Format the data below as a Markdown table with two columns, Row and Line, giving each line its own numbered row. Omit blank lines and pictures.

*Entries*
━━━━━━━━
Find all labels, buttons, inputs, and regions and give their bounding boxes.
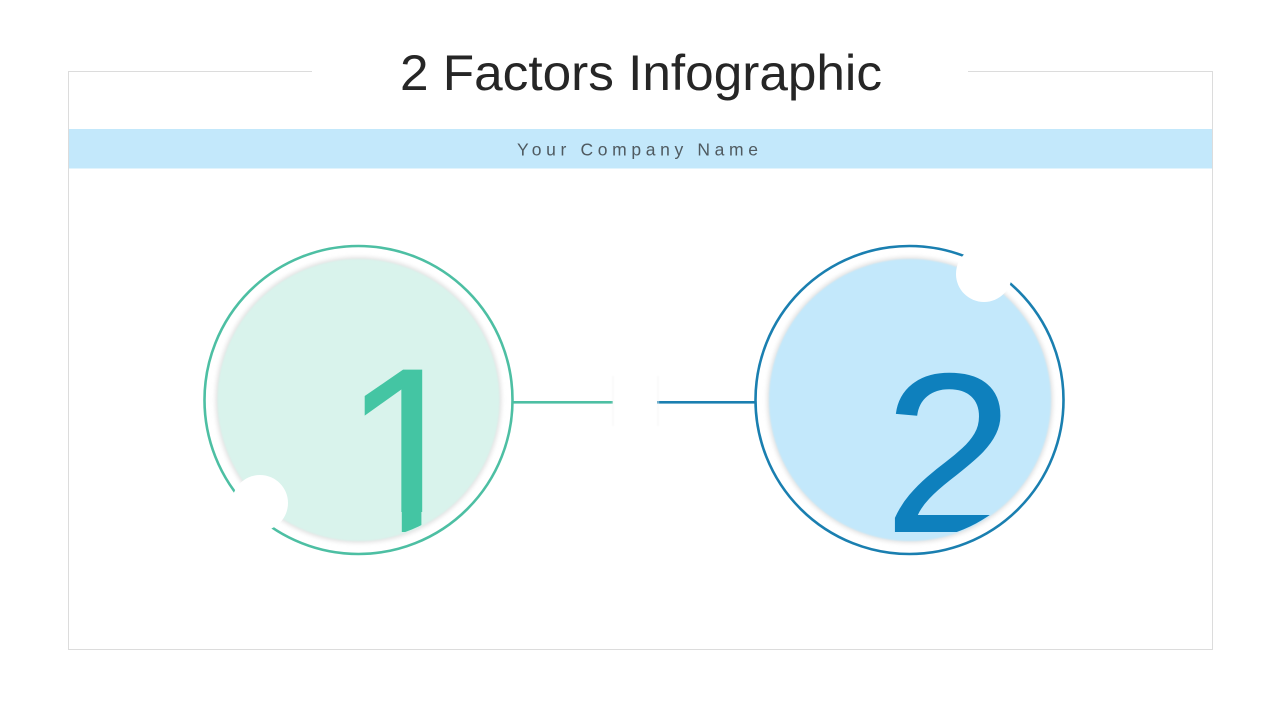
subtitle: Your Company Name [517,140,758,160]
ring 1 [204,246,512,554]
title: 2 Factors Infographic [400,45,882,101]
company name band [69,129,1212,168]
notch 2 [956,246,1012,302]
factor 2 circle [756,246,1064,581]
inner disc 1 [218,259,500,541]
connector line: green [513,401,613,404]
inner disc 2 [769,259,1051,541]
outer frame [68,66,1212,650]
factor 1 circle [204,246,512,583]
numeral 2: 2 [883,326,1015,581]
inner disc shadow 1 [216,257,502,543]
inner disc shadow 2 [767,257,1053,543]
numeral 1: 1 [342,319,473,583]
notch 1 [232,475,288,531]
connector line: blue [657,401,756,404]
connector gap [612,376,658,426]
ring 2 [756,246,1064,554]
━━━━━━━━
*Task response*
| Row | Line |
|---|---|
| 1 | Find all labels, buttons, inputs, and regions and give their bounding boxes. |
| 2 | subtitle: Your Company Name [517,140,758,160] |
| 3 | ring 1 [204,246,512,554] |
| 4 | title: 2 Factors Infographic [400,45,882,101] |
| 5 | company name band [69,129,1212,168] |
| 6 | notch 2 [956,246,1012,302] |
| 7 | factor 2 circle [756,246,1064,581] |
| 8 | inner disc 1 [218,259,500,541] |
| 9 | connector line: green [513,401,613,404] |
| 10 | inner disc 2 [769,259,1051,541] |
| 11 | outer frame [68,66,1212,650] |
| 12 | factor 1 circle [204,246,512,583] |
| 13 | numeral 2: 2 [883,326,1015,581] |
| 14 | inner disc shadow 1 [216,257,502,543] |
| 15 | inner disc shadow 2 [767,257,1053,543] |
| 16 | numeral 1: 1 [342,319,473,583] |
| 17 | notch 1 [232,475,288,531] |
| 18 | connector line: blue [657,401,756,404] |
| 19 | connector gap [612,376,658,426] |
| 20 | ring 2 [756,246,1064,554] |